## TASK PROMPT
Set the listing down again in full, word for word, with the pictures left out.

* Begin DATA IN THIS EXERCISE *

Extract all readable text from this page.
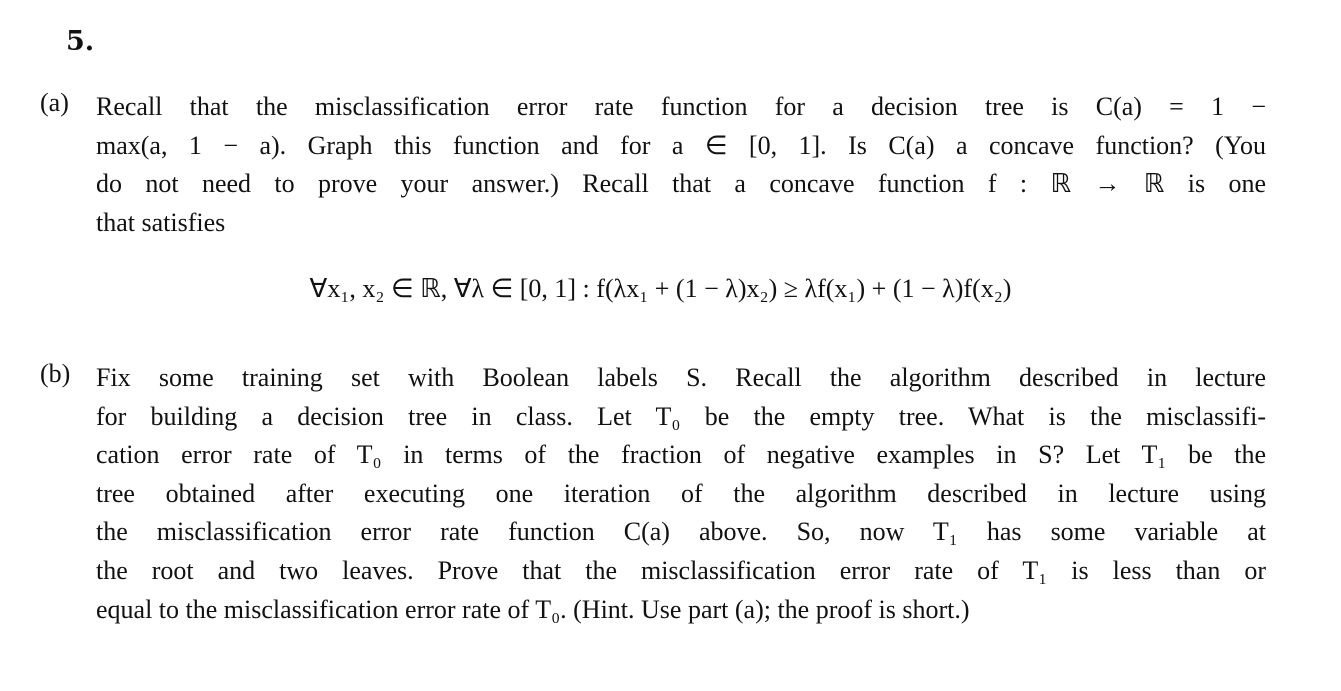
5.
(a) Recall that the misclassification error rate function for a decision tree is C(a) = 1 −
max(a, 1 − a). Graph this function and for a ∈ [0, 1]. Is C(a) a concave function? (You
do not need to prove your answer.) Recall that a concave function f : ℝ → ℝ is one
that satisfies
∀x₁, x₂ ∈ ℝ, ∀λ ∈ [0, 1] : f(λx₁ + (1 − λ)x₂) ≥ λf(x₁) + (1 − λ)f(x₂)
(b) Fix some training set with Boolean labels S. Recall the algorithm described in lecture
for building a decision tree in class. Let T₀ be the empty tree. What is the misclassifi-
cation error rate of T₀ in terms of the fraction of negative examples in S? Let T₁ be the
tree obtained after executing one iteration of the algorithm described in lecture using
the misclassification error rate function C(a) above. So, now T₁ has some variable at
the root and two leaves. Prove that the misclassification error rate of T₁ is less than or
equal to the misclassification error rate of T₀. (Hint. Use part (a); the proof is short.)
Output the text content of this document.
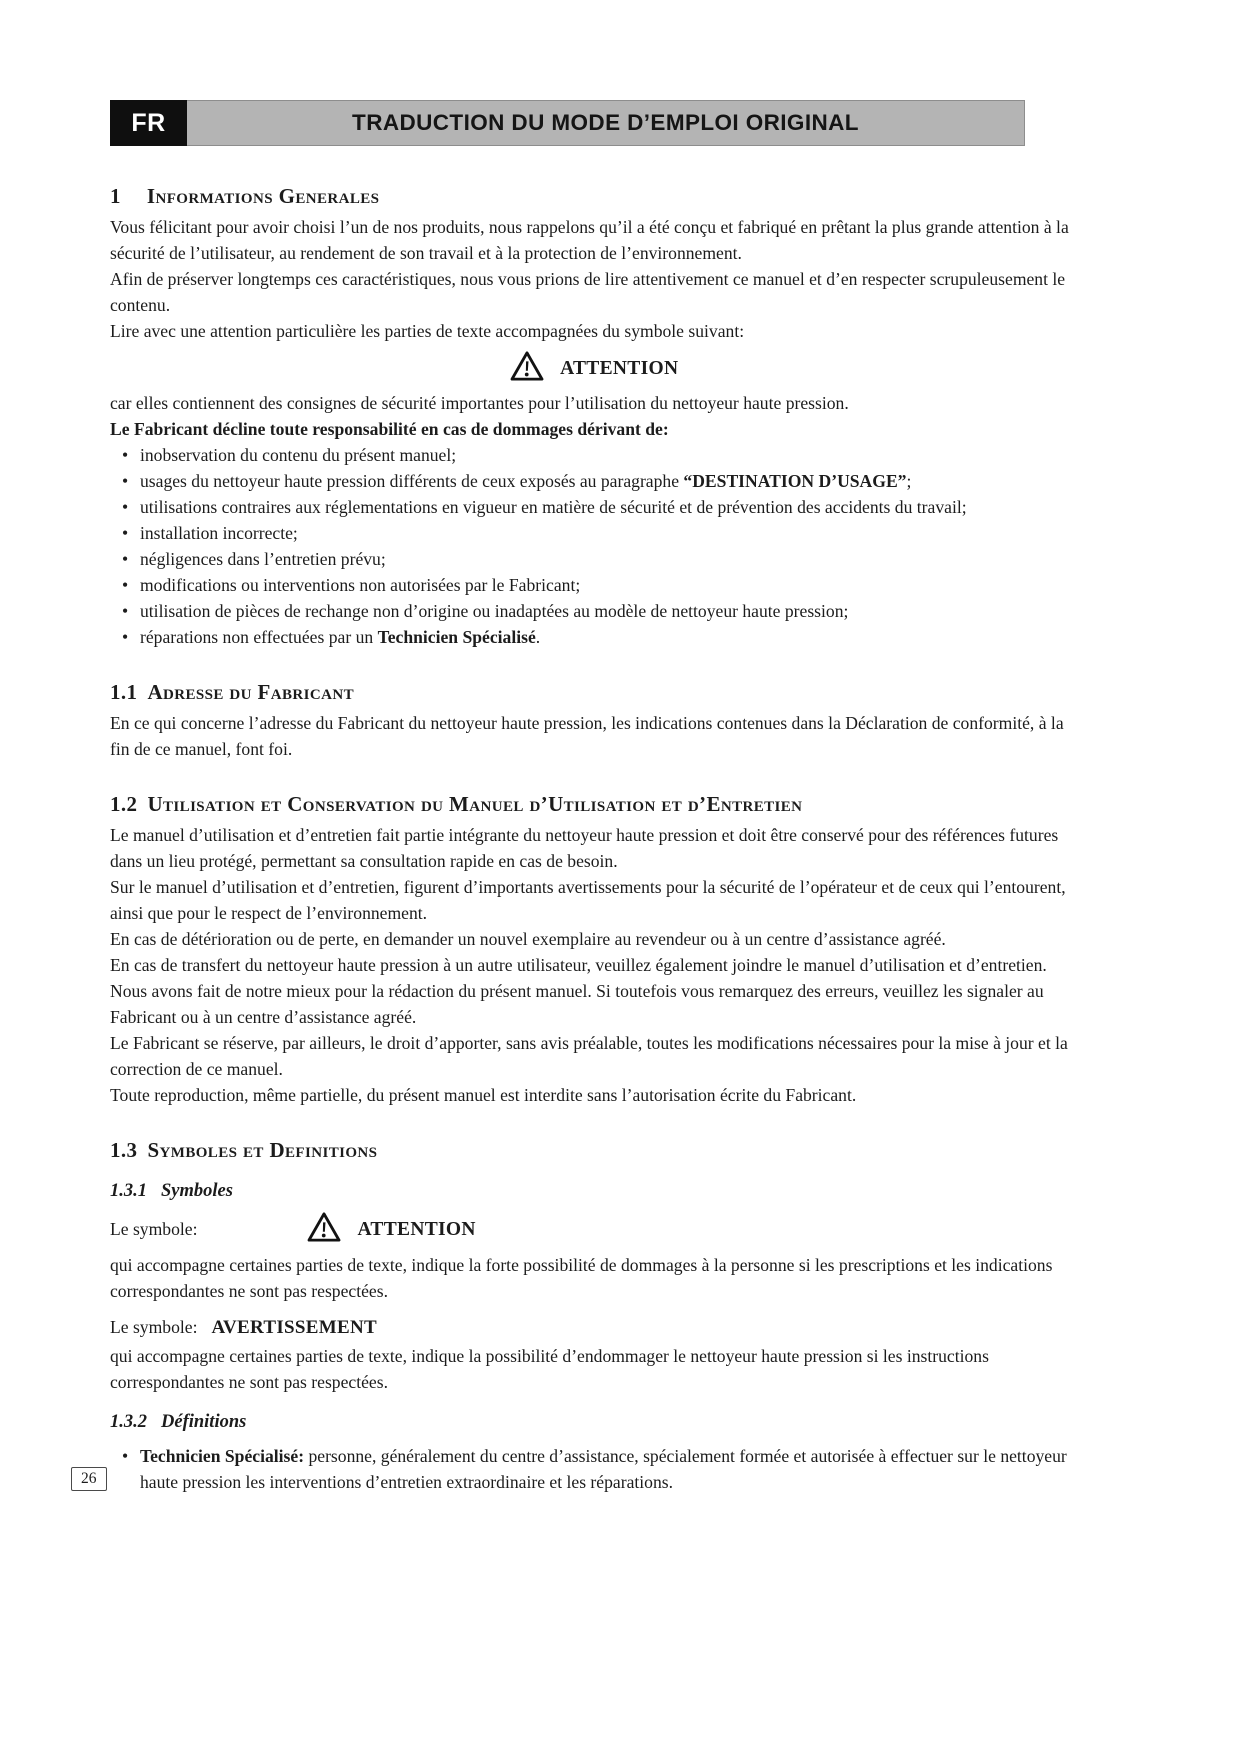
FR	TRADUCTION DU MODE D’EMPLOI ORIGINAL
1 Informations Generales

Vous félicitant pour avoir choisi l’un de nos produits, nous rappelons qu’il a été conçu et fabriqué en prêtant la plus grande attention à la sécurité de l’utilisateur, au rendement de son travail et à la protection de l’environnement.

Afin de préserver longtemps ces caractéristiques, nous vous prions de lire attentivement ce manuel et d’en respecter scrupuleusement le contenu.

Lire avec une attention particulière les parties de texte accompagnées du symbole suivant:

ATTENTION

car elles contiennent des consignes de sécurité importantes pour l’utilisation du nettoyeur haute pression.

Le Fabricant décline toute responsabilité en cas de dommages dérivant de:

• inobservation du contenu du présent manuel;
• usages du nettoyeur haute pression différents de ceux exposés au paragraphe “DESTINATION D’USAGE”;
• utilisations contraires aux réglementations en vigueur en matière de sécurité et de prévention des accidents du travail;
• installation incorrecte;
• négligences dans l’entretien prévu;
• modifications ou interventions non autorisées par le Fabricant;
• utilisation de pièces de rechange non d’origine ou inadaptées au modèle de nettoyeur haute pression;
• réparations non effectuées par un Technicien Spécialisé.
1.1 Adresse du Fabricant

En ce qui concerne l’adresse du Fabricant du nettoyeur haute pression, les indications contenues dans la Déclaration de conformité, à la fin de ce manuel, font foi.

1.2 Utilisation et Conservation du Manuel d’Utilisation et d’Entretien

Le manuel d’utilisation et d’entretien fait partie intégrante du nettoyeur haute pression et doit être conservé pour des références futures dans un lieu protégé, permettant sa consultation rapide en cas de besoin.

Sur le manuel d’utilisation et d’entretien, figurent d’importants avertissements pour la sécurité de l’opérateur et de ceux qui l’entourent, ainsi que pour le respect de l’environnement.

En cas de détérioration ou de perte, en demander un nouvel exemplaire au revendeur ou à un centre d’assistance agréé.

En cas de transfert du nettoyeur haute pression à un autre utilisateur, veuillez également joindre le manuel d’utilisation et d’entretien.

Nous avons fait de notre mieux pour la rédaction du présent manuel. Si toutefois vous remarquez des erreurs, veuillez les signaler au Fabricant ou à un centre d’assistance agréé.

Le Fabricant se réserve, par ailleurs, le droit d’apporter, sans avis préalable, toutes les modifications nécessaires pour la mise à jour et la correction de ce manuel.

Toute reproduction, même partielle, du présent manuel est interdite sans l’autorisation écrite du Fabricant.

1.3 Symboles et Definitions
1.3.1 Symboles
Le symbole:	ATTENTION

qui accompagne certaines parties de texte, indique la forte possibilité de dommages à la personne si les prescriptions et les indications correspondantes ne sont pas respectées.

Le symbole: AVERTISSEMENT

qui accompagne certaines parties de texte, indique la possibilité d’endommager le nettoyeur haute pression si les instructions correspondantes ne sont pas respectées.

1.3.2 Définitions
• Technicien Spécialisé: personne, généralement du centre d’assistance, spécialement formée et autorisée à effectuer sur le nettoyeur haute pression les interventions d’entretien extraordinaire et les réparations.
26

* End DATA IN THIS EXERCISE *

## FINAL RESULT
Extract all readable text from this page.
5.
(a) Recall that the misclassification error rate function for a decision tree is C(a) = 1 −
max(a, 1 − a). Graph this function and for a ∈ [0, 1]. Is C(a) a concave function? (You
do not need to prove your answer.) Recall that a concave function f : ℝ → ℝ is one
that satisfies
∀x₁, x₂ ∈ ℝ, ∀λ ∈ [0, 1] : f(λx₁ + (1 − λ)x₂) ≥ λf(x₁) + (1 − λ)f(x₂)
(b) Fix some training set with Boolean labels S. Recall the algorithm described in lecture
for building a decision tree in class. Let T₀ be the empty tree. What is the misclassifi-
cation error rate of T₀ in terms of the fraction of negative examples in S? Let T₁ be the
tree obtained after executing one iteration of the algorithm described in lecture using
the misclassification error rate function C(a) above. So, now T₁ has some variable at
the root and two leaves. Prove that the misclassification error rate of T₁ is less than or
equal to the misclassification error rate of T₀. (Hint. Use part (a); the proof is short.)
Output the text content of this document.
FR	TRADUCTION DU MODE D’EMPLOI ORIGINAL
1 Informations Generales

Vous félicitant pour avoir choisi l’un de nos produits, nous rappelons qu’il a été conçu et fabriqué en prêtant la plus grande attention à la sécurité de l’utilisateur, au rendement de son travail et à la protection de l’environnement.

Afin de préserver longtemps ces caractéristiques, nous vous prions de lire attentivement ce manuel et d’en respecter scrupuleusement le contenu.

Lire avec une attention particulière les parties de texte accompagnées du symbole suivant:

ATTENTION

car elles contiennent des consignes de sécurité importantes pour l’utilisation du nettoyeur haute pression.

Le Fabricant décline toute responsabilité en cas de dommages dérivant de:

• inobservation du contenu du présent manuel;
• usages du nettoyeur haute pression différents de ceux exposés au paragraphe “DESTINATION D’USAGE”;
• utilisations contraires aux réglementations en vigueur en matière de sécurité et de prévention des accidents du travail;
• installation incorrecte;
• négligences dans l’entretien prévu;
• modifications ou interventions non autorisées par le Fabricant;
• utilisation de pièces de rechange non d’origine ou inadaptées au modèle de nettoyeur haute pression;
• réparations non effectuées par un Technicien Spécialisé.
1.1 Adresse du Fabricant

En ce qui concerne l’adresse du Fabricant du nettoyeur haute pression, les indications contenues dans la Déclaration de conformité, à la fin de ce manuel, font foi.

1.2 Utilisation et Conservation du Manuel d’Utilisation et d’Entretien

Le manuel d’utilisation et d’entretien fait partie intégrante du nettoyeur haute pression et doit être conservé pour des références futures dans un lieu protégé, permettant sa consultation rapide en cas de besoin.

Sur le manuel d’utilisation et d’entretien, figurent d’importants avertissements pour la sécurité de l’opérateur et de ceux qui l’entourent, ainsi que pour le respect de l’environnement.

En cas de détérioration ou de perte, en demander un nouvel exemplaire au revendeur ou à un centre d’assistance agréé.

En cas de transfert du nettoyeur haute pression à un autre utilisateur, veuillez également joindre le manuel d’utilisation et d’entretien.

Nous avons fait de notre mieux pour la rédaction du présent manuel. Si toutefois vous remarquez des erreurs, veuillez les signaler au Fabricant ou à un centre d’assistance agréé.

Le Fabricant se réserve, par ailleurs, le droit d’apporter, sans avis préalable, toutes les modifications nécessaires pour la mise à jour et la correction de ce manuel.

Toute reproduction, même partielle, du présent manuel est interdite sans l’autorisation écrite du Fabricant.

1.3 Symboles et Definitions
1.3.1 Symboles
Le symbole:	ATTENTION

qui accompagne certaines parties de texte, indique la forte possibilité de dommages à la personne si les prescriptions et les indications correspondantes ne sont pas respectées.

Le symbole: AVERTISSEMENT

qui accompagne certaines parties de texte, indique la possibilité d’endommager le nettoyeur haute pression si les instructions correspondantes ne sont pas respectées.

1.3.2 Définitions
• Technicien Spécialisé: personne, généralement du centre d’assistance, spécialement formée et autorisée à effectuer sur le nettoyeur haute pression les interventions d’entretien extraordinaire et les réparations.
26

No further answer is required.